[BEGIN]

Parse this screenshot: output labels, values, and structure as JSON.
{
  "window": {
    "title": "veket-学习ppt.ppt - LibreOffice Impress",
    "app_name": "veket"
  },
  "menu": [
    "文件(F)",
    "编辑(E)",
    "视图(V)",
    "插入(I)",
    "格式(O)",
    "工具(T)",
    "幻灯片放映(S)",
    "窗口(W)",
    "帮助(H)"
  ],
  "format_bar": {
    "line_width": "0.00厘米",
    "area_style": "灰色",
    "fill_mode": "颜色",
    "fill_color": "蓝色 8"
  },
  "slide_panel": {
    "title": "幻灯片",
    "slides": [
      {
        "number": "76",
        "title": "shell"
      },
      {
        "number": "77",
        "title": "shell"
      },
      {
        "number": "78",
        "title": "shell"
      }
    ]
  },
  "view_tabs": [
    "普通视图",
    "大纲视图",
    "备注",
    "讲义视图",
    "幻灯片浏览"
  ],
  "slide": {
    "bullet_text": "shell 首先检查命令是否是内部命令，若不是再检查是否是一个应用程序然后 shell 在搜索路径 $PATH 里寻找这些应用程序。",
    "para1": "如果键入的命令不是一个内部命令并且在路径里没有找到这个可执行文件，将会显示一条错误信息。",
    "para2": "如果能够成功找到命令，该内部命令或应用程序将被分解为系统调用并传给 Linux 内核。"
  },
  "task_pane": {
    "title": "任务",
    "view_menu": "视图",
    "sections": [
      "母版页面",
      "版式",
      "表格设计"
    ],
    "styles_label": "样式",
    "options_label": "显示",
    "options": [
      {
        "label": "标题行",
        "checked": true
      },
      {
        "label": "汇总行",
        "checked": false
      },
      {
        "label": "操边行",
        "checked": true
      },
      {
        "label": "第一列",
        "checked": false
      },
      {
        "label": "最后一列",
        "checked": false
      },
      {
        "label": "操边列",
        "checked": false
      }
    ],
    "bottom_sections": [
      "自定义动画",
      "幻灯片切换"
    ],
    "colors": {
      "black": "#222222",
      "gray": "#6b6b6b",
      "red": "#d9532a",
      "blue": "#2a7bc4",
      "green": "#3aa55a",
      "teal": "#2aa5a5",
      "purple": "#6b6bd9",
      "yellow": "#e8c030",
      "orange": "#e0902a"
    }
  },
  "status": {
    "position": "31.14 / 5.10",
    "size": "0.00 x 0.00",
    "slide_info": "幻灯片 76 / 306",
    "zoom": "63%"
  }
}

[END]

* _WORK TO COMPLETE_: Every entry needs to be retyped exactly.

* _TASK RESULT_:
Parse this screenshot: output labels, values, and structure as JSON.
{
  "window": {
    "title": "veket-学习ppt.ppt - LibreOffice Impress",
    "app_name": "veket"
  },
  "menu": [
    "文件(F)",
    "编辑(E)",
    "视图(V)",
    "插入(I)",
    "格式(O)",
    "工具(T)",
    "幻灯片放映(S)",
    "窗口(W)",
    "帮助(H)"
  ],
  "format_bar": {
    "line_width": "0.00厘米",
    "area_style": "灰色",
    "fill_mode": "颜色",
    "fill_color": "蓝色 8"
  },
  "slide_panel": {
    "title": "幻灯片",
    "slides": [
      {
        "number": "76",
        "title": "shell"
      },
      {
        "number": "77",
        "title": "shell"
      },
      {
        "number": "78",
        "title": "shell"
      }
    ]
  },
  "view_tabs": [
    "普通视图",
    "大纲视图",
    "备注",
    "讲义视图",
    "幻灯片浏览"
  ],
  "slide": {
    "bullet_text": "shell 首先检查命令是否是内部命令，若不是再检查是否是一个应用程序然后 shell 在搜索路径 $PATH 里寻找这些应用程序。",
    "para1": "如果键入的命令不是一个内部命令并且在路径里没有找到这个可执行文件，将会显示一条错误信息。",
    "para2": "如果能够成功找到命令，该内部命令或应用程序将被分解为系统调用并传给 Linux 内核。"
  },
  "task_pane": {
    "title": "任务",
    "view_menu": "视图",
    "sections": [
      "母版页面",
      "版式",
      "表格设计"
    ],
    "styles_label": "样式",
    "options_label": "显示",
    "options": [
      {
        "label": "标题行",
        "checked": true
      },
      {
        "label": "汇总行",
        "checked": false
      },
      {
        "label": "操边行",
        "checked": true
      },
      {
        "label": "第一列",
        "checked": false
      },
      {
        "label": "最后一列",
        "checked": false
      },
      {
        "label": "操边列",
        "checked": false
      }
    ],
    "bottom_sections": [
      "自定义动画",
      "幻灯片切换"
    ],
    "colors": {
      "black": "#222222",
      "gray": "#6b6b6b",
      "red": "#d9532a",
      "blue": "#2a7bc4",
      "green": "#3aa55a",
      "teal": "#2aa5a5",
      "purple": "#6b6bd9",
      "yellow": "#e8c030",
      "orange": "#e0902a"
    }
  },
  "status": {
    "position": "31.14 / 5.10",
    "size": "0.00 x 0.00",
    "slide_info": "幻灯片 76 / 306",
    "zoom": "63%"
  }
}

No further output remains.